--- start PROVIDED MATERIAL ---
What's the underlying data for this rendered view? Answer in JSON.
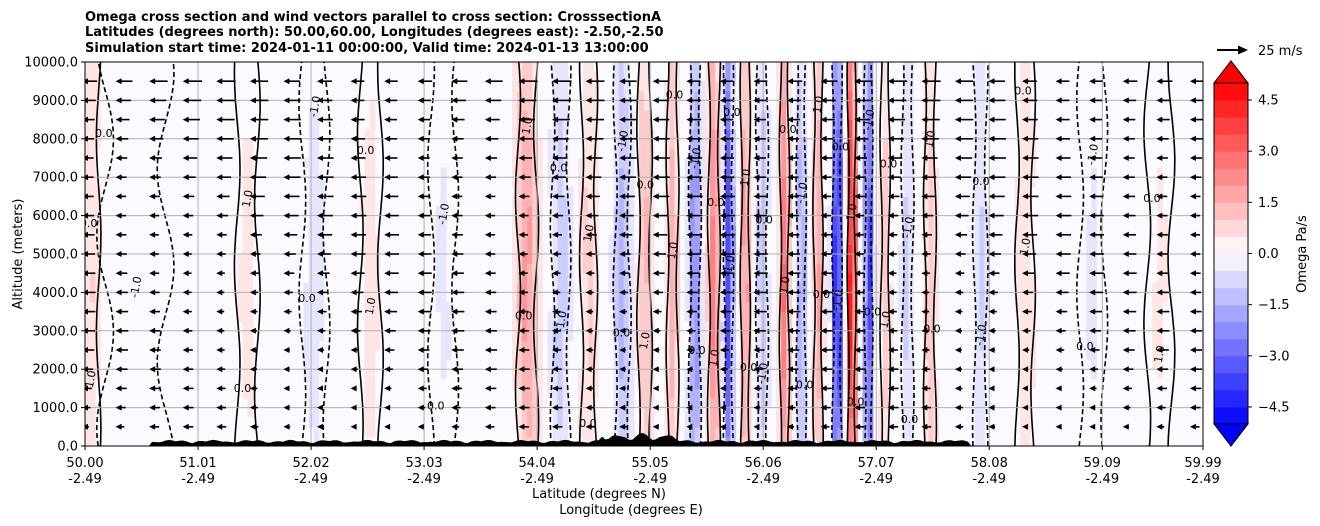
{
  "chart_data": {
    "type": "heatmap",
    "title_lines": [
      "Omega cross section and wind vectors parallel to cross section: CrosssectionA",
      "Latitudes (degrees north): 50.00,60.00, Longitudes (degrees east): -2.50,-2.50",
      "Simulation start time: 2024-01-11 00:00:00, Valid time: 2024-01-13 13:00:00"
    ],
    "xlabel_line1": "Latitude (degrees N)",
    "xlabel_line2": "Longitude (degrees E)",
    "ylabel": "Altitude (meters)",
    "xlim": [
      50.0,
      59.99
    ],
    "ylim": [
      0,
      10000
    ],
    "x_ticks": [
      {
        "lat": "50.00",
        "lon": "-2.49"
      },
      {
        "lat": "51.01",
        "lon": "-2.49"
      },
      {
        "lat": "52.02",
        "lon": "-2.49"
      },
      {
        "lat": "53.03",
        "lon": "-2.49"
      },
      {
        "lat": "54.04",
        "lon": "-2.49"
      },
      {
        "lat": "55.05",
        "lon": "-2.49"
      },
      {
        "lat": "56.06",
        "lon": "-2.49"
      },
      {
        "lat": "57.07",
        "lon": "-2.49"
      },
      {
        "lat": "58.08",
        "lon": "-2.49"
      },
      {
        "lat": "59.09",
        "lon": "-2.49"
      },
      {
        "lat": "59.99",
        "lon": "-2.49"
      }
    ],
    "y_ticks": [
      "0.0",
      "1000.0",
      "2000.0",
      "3000.0",
      "4000.0",
      "5000.0",
      "6000.0",
      "7000.0",
      "8000.0",
      "9000.0",
      "10000.0"
    ],
    "grid": true,
    "colorbar": {
      "label": "Omega Pa/s",
      "range": [
        -5.0,
        5.0
      ],
      "ticks": [
        "4.5",
        "3.0",
        "1.5",
        "0.0",
        "−1.5",
        "−3.0",
        "−4.5"
      ],
      "tick_values": [
        4.5,
        3.0,
        1.5,
        0.0,
        -1.5,
        -3.0,
        -4.5
      ],
      "extend": "both"
    },
    "vector_key": {
      "label": "25 m/s",
      "speed_ms": 25
    },
    "contour_labels": [
      "0.0",
      "1.0",
      "-1.0",
      "2.0",
      "-2.0",
      "3.0",
      "-3.0",
      "4.0",
      "-4.0"
    ],
    "omega_features": [
      {
        "lat": 50.05,
        "value": 0.8,
        "width": 0.08
      },
      {
        "lat": 50.45,
        "value": -0.2,
        "width": 0.3
      },
      {
        "lat": 51.45,
        "value": 0.35,
        "width": 0.1
      },
      {
        "lat": 52.05,
        "value": -0.4,
        "width": 0.12
      },
      {
        "lat": 52.55,
        "value": 0.4,
        "width": 0.1
      },
      {
        "lat": 53.2,
        "value": -0.3,
        "width": 0.12
      },
      {
        "lat": 53.95,
        "value": 1.9,
        "width": 0.09
      },
      {
        "lat": 54.25,
        "value": -1.1,
        "width": 0.08
      },
      {
        "lat": 54.5,
        "value": 0.9,
        "width": 0.07
      },
      {
        "lat": 54.8,
        "value": -1.6,
        "width": 0.07
      },
      {
        "lat": 55.0,
        "value": 1.4,
        "width": 0.06
      },
      {
        "lat": 55.25,
        "value": 1.6,
        "width": 0.05
      },
      {
        "lat": 55.45,
        "value": -2.5,
        "width": 0.05
      },
      {
        "lat": 55.62,
        "value": 2.6,
        "width": 0.05
      },
      {
        "lat": 55.75,
        "value": -3.8,
        "width": 0.04
      },
      {
        "lat": 55.9,
        "value": 2.3,
        "width": 0.04
      },
      {
        "lat": 56.05,
        "value": -1.2,
        "width": 0.05
      },
      {
        "lat": 56.25,
        "value": 2.8,
        "width": 0.04
      },
      {
        "lat": 56.4,
        "value": -1.8,
        "width": 0.04
      },
      {
        "lat": 56.55,
        "value": 1.9,
        "width": 0.04
      },
      {
        "lat": 56.72,
        "value": -4.8,
        "width": 0.04
      },
      {
        "lat": 56.85,
        "value": 5.2,
        "width": 0.035
      },
      {
        "lat": 57.0,
        "value": -4.2,
        "width": 0.035
      },
      {
        "lat": 57.15,
        "value": 1.0,
        "width": 0.04
      },
      {
        "lat": 57.35,
        "value": -1.0,
        "width": 0.05
      },
      {
        "lat": 57.55,
        "value": 1.2,
        "width": 0.05
      },
      {
        "lat": 58.0,
        "value": -0.9,
        "width": 0.06
      },
      {
        "lat": 58.4,
        "value": 0.6,
        "width": 0.08
      },
      {
        "lat": 59.0,
        "value": -0.3,
        "width": 0.12
      },
      {
        "lat": 59.6,
        "value": 0.3,
        "width": 0.12
      }
    ]
  }
}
--- end PROVIDED MATERIAL ---
### PROBLEM TO SOLVE:
Print all the records again exactly; do not include any picture.

### SOLUTION:
What's the underlying data for this rendered view? Answer in JSON.
{
  "chart_data": {
    "type": "heatmap",
    "title_lines": [
      "Omega cross section and wind vectors parallel to cross section: CrosssectionA",
      "Latitudes (degrees north): 50.00,60.00, Longitudes (degrees east): -2.50,-2.50",
      "Simulation start time: 2024-01-11 00:00:00, Valid time: 2024-01-13 13:00:00"
    ],
    "xlabel_line1": "Latitude (degrees N)",
    "xlabel_line2": "Longitude (degrees E)",
    "ylabel": "Altitude (meters)",
    "xlim": [
      50.0,
      59.99
    ],
    "ylim": [
      0,
      10000
    ],
    "x_ticks": [
      {
        "lat": "50.00",
        "lon": "-2.49"
      },
      {
        "lat": "51.01",
        "lon": "-2.49"
      },
      {
        "lat": "52.02",
        "lon": "-2.49"
      },
      {
        "lat": "53.03",
        "lon": "-2.49"
      },
      {
        "lat": "54.04",
        "lon": "-2.49"
      },
      {
        "lat": "55.05",
        "lon": "-2.49"
      },
      {
        "lat": "56.06",
        "lon": "-2.49"
      },
      {
        "lat": "57.07",
        "lon": "-2.49"
      },
      {
        "lat": "58.08",
        "lon": "-2.49"
      },
      {
        "lat": "59.09",
        "lon": "-2.49"
      },
      {
        "lat": "59.99",
        "lon": "-2.49"
      }
    ],
    "y_ticks": [
      "0.0",
      "1000.0",
      "2000.0",
      "3000.0",
      "4000.0",
      "5000.0",
      "6000.0",
      "7000.0",
      "8000.0",
      "9000.0",
      "10000.0"
    ],
    "grid": true,
    "colorbar": {
      "label": "Omega Pa/s",
      "range": [
        -5.0,
        5.0
      ],
      "ticks": [
        "4.5",
        "3.0",
        "1.5",
        "0.0",
        "−1.5",
        "−3.0",
        "−4.5"
      ],
      "tick_values": [
        4.5,
        3.0,
        1.5,
        0.0,
        -1.5,
        -3.0,
        -4.5
      ],
      "extend": "both"
    },
    "vector_key": {
      "label": "25 m/s",
      "speed_ms": 25
    },
    "contour_labels": [
      "0.0",
      "1.0",
      "-1.0",
      "2.0",
      "-2.0",
      "3.0",
      "-3.0",
      "4.0",
      "-4.0"
    ],
    "omega_features": [
      {
        "lat": 50.05,
        "value": 0.8,
        "width": 0.08
      },
      {
        "lat": 50.45,
        "value": -0.2,
        "width": 0.3
      },
      {
        "lat": 51.45,
        "value": 0.35,
        "width": 0.1
      },
      {
        "lat": 52.05,
        "value": -0.4,
        "width": 0.12
      },
      {
        "lat": 52.55,
        "value": 0.4,
        "width": 0.1
      },
      {
        "lat": 53.2,
        "value": -0.3,
        "width": 0.12
      },
      {
        "lat": 53.95,
        "value": 1.9,
        "width": 0.09
      },
      {
        "lat": 54.25,
        "value": -1.1,
        "width": 0.08
      },
      {
        "lat": 54.5,
        "value": 0.9,
        "width": 0.07
      },
      {
        "lat": 54.8,
        "value": -1.6,
        "width": 0.07
      },
      {
        "lat": 55.0,
        "value": 1.4,
        "width": 0.06
      },
      {
        "lat": 55.25,
        "value": 1.6,
        "width": 0.05
      },
      {
        "lat": 55.45,
        "value": -2.5,
        "width": 0.05
      },
      {
        "lat": 55.62,
        "value": 2.6,
        "width": 0.05
      },
      {
        "lat": 55.75,
        "value": -3.8,
        "width": 0.04
      },
      {
        "lat": 55.9,
        "value": 2.3,
        "width": 0.04
      },
      {
        "lat": 56.05,
        "value": -1.2,
        "width": 0.05
      },
      {
        "lat": 56.25,
        "value": 2.8,
        "width": 0.04
      },
      {
        "lat": 56.4,
        "value": -1.8,
        "width": 0.04
      },
      {
        "lat": 56.55,
        "value": 1.9,
        "width": 0.04
      },
      {
        "lat": 56.72,
        "value": -4.8,
        "width": 0.04
      },
      {
        "lat": 56.85,
        "value": 5.2,
        "width": 0.035
      },
      {
        "lat": 57.0,
        "value": -4.2,
        "width": 0.035
      },
      {
        "lat": 57.15,
        "value": 1.0,
        "width": 0.04
      },
      {
        "lat": 57.35,
        "value": -1.0,
        "width": 0.05
      },
      {
        "lat": 57.55,
        "value": 1.2,
        "width": 0.05
      },
      {
        "lat": 58.0,
        "value": -0.9,
        "width": 0.06
      },
      {
        "lat": 58.4,
        "value": 0.6,
        "width": 0.08
      },
      {
        "lat": 59.0,
        "value": -0.3,
        "width": 0.12
      },
      {
        "lat": 59.6,
        "value": 0.3,
        "width": 0.12
      }
    ]
  }
}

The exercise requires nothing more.